▶ _Items listed in a dataset_:

- Opening Delimiter -

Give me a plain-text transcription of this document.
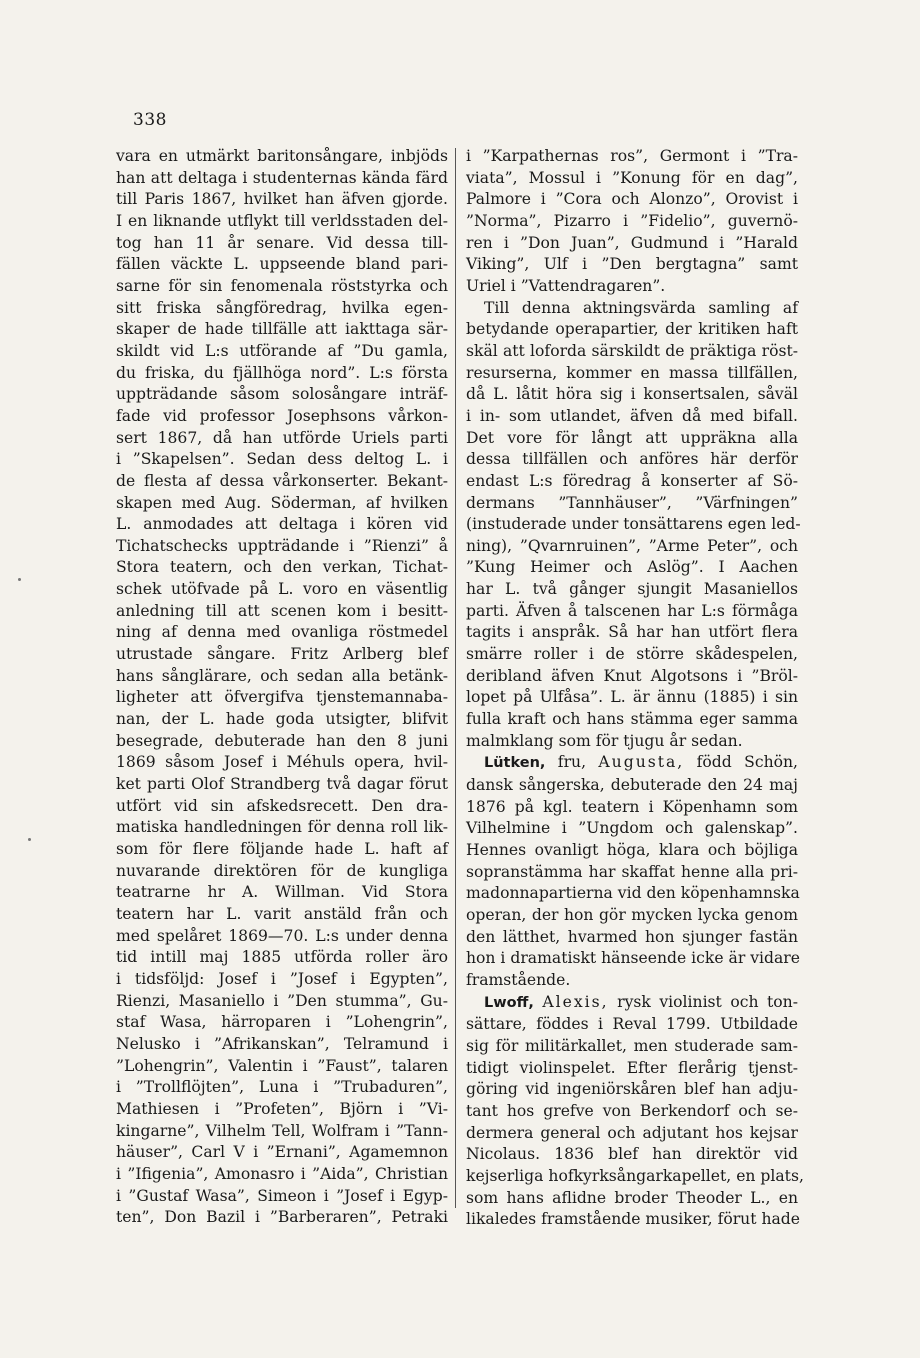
338
vara en utmärkt baritonsångare, inbjöds
han att deltaga i studenternas kända färd
till Paris 1867, hvilket han äfven gjorde.
I en liknande utflykt till verldsstaden del-
tog han 11 år senare. Vid dessa till-
fällen väckte L. uppseende bland pari-
sarne för sin fenomenala röststyrka och
sitt friska sångföredrag, hvilka egen-
skaper de hade tillfälle att iakttaga sär-
skildt vid L:s utförande af ”Du gamla,
du friska, du fjällhöga nord”. L:s första
uppträdande såsom solosångare inträf-
fade vid professor Josephsons vårkon-
sert 1867, då han utförde Uriels parti
i ”Skapelsen”. Sedan dess deltog L. i
de flesta af dessa vårkonserter. Bekant-
skapen med Aug. Söderman, af hvilken
L. anmodades att deltaga i kören vid
Tichatschecks uppträdande i ”Rienzi” å
Stora teatern, och den verkan, Tichat-
schek utöfvade på L. voro en väsentlig
anledning till att scenen kom i besitt-
ning af denna med ovanliga röstmedel
utrustade sångare. Fritz Arlberg blef
hans sånglärare, och sedan alla betänk-
ligheter att öfvergifva tjenstemannaba-
nan, der L. hade goda utsigter, blifvit
besegrade, debuterade han den 8 juni
1869 såsom Josef i Méhuls opera, hvil-
ket parti Olof Strandberg två dagar förut
utfört vid sin afskedsrecett. Den dra-
matiska handledningen för denna roll lik-
som för flere följande hade L. haft af
nuvarande direktören för de kungliga
teatrarne hr A. Willman. Vid Stora
teatern har L. varit anstäld från och
med spelåret 1869—70. L:s under denna
tid intill maj 1885 utförda roller äro
i tidsföljd: Josef i ”Josef i Egypten”,
Rienzi, Masaniello i ”Den stumma”, Gu-
staf Wasa, härroparen i ”Lohengrin”,
Nelusko i ”Afrikanskan”, Telramund i
”Lohengrin”, Valentin i ”Faust”, talaren
i ”Trollflöjten”, Luna i ”Trubaduren”,
Mathiesen i ”Profeten”, Björn i ”Vi-
kingarne”, Vilhelm Tell, Wolfram i ”Tann-
häuser”, Carl V i ”Ernani”, Agamemnon
i ”Ifigenia”, Amonasro i ”Aida”, Christian
i ”Gustaf Wasa”, Simeon i ”Josef i Egyp-
ten”, Don Bazil i ”Barberaren”, Petraki
i ”Karpathernas ros”, Germont i ”Tra-
viata”, Mossul i ”Konung för en dag”,
Palmore i ”Cora och Alonzo”, Orovist i
”Norma”, Pizarro i ”Fidelio”, guvernö-
ren i ”Don Juan”, Gudmund i ”Harald
Viking”, Ulf i ”Den bergtagna” samt
Uriel i ”Vattendragaren”.
Till denna aktningsvärda samling af
betydande operapartier, der kritiken haft
skäl att loforda särskildt de präktiga röst-
resurserna, kommer en massa tillfällen,
då L. låtit höra sig i konsertsalen, såväl
i in- som utlandet, äfven då med bifall.
Det vore för långt att uppräkna alla
dessa tillfällen och anföres här derför
endast L:s föredrag å konserter af Sö-
dermans ”Tannhäuser”, ”Värfningen”
(instuderade under tonsättarens egen led-
ning), ”Qvarnruinen”, ”Arme Peter”, och
”Kung Heimer och Aslög”. I Aachen
har L. två gånger sjungit Masaniellos
parti. Äfven å talscenen har L:s förmåga
tagits i anspråk. Så har han utfört flera
smärre roller i de större skådespelen,
deribland äfven Knut Algotsons i ”Bröl-
lopet på Ulfåsa”. L. är ännu (1885) i sin
fulla kraft och hans stämma eger samma
malmklang som för tjugu år sedan.
Lütken, fru, Augusta, född Schön,
dansk sångerska, debuterade den 24 maj
1876 på kgl. teatern i Köpenhamn som
Vilhelmine i ”Ungdom och galenskap”.
Hennes ovanligt höga, klara och böjliga
sopranstämma har skaffat henne alla pri-
madonnapartierna vid den köpenhamnska
operan, der hon gör mycken lycka genom
den lätthet, hvarmed hon sjunger fastän
hon i dramatiskt hänseende icke är vidare
framstående.
Lwoff, Alexis, rysk violinist och ton-
sättare, föddes i Reval 1799. Utbildade
sig för militärkallet, men studerade sam-
tidigt violinspelet. Efter flerårig tjenst-
göring vid ingeniörskåren blef han adju-
tant hos grefve von Berkendorf och se-
dermera general och adjutant hos kejsar
Nicolaus. 1836 blef han direktör vid
kejserliga hofkyrksångarkapellet, en plats,
som hans aflidne broder Theoder L., en
likaledes framstående musiker, förut hade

- Closing Delimiter -

Copy each line above that contains the word "förut".

ket parti Olof Strandberg två dagar förut
likaledes framstående musiker, förut hade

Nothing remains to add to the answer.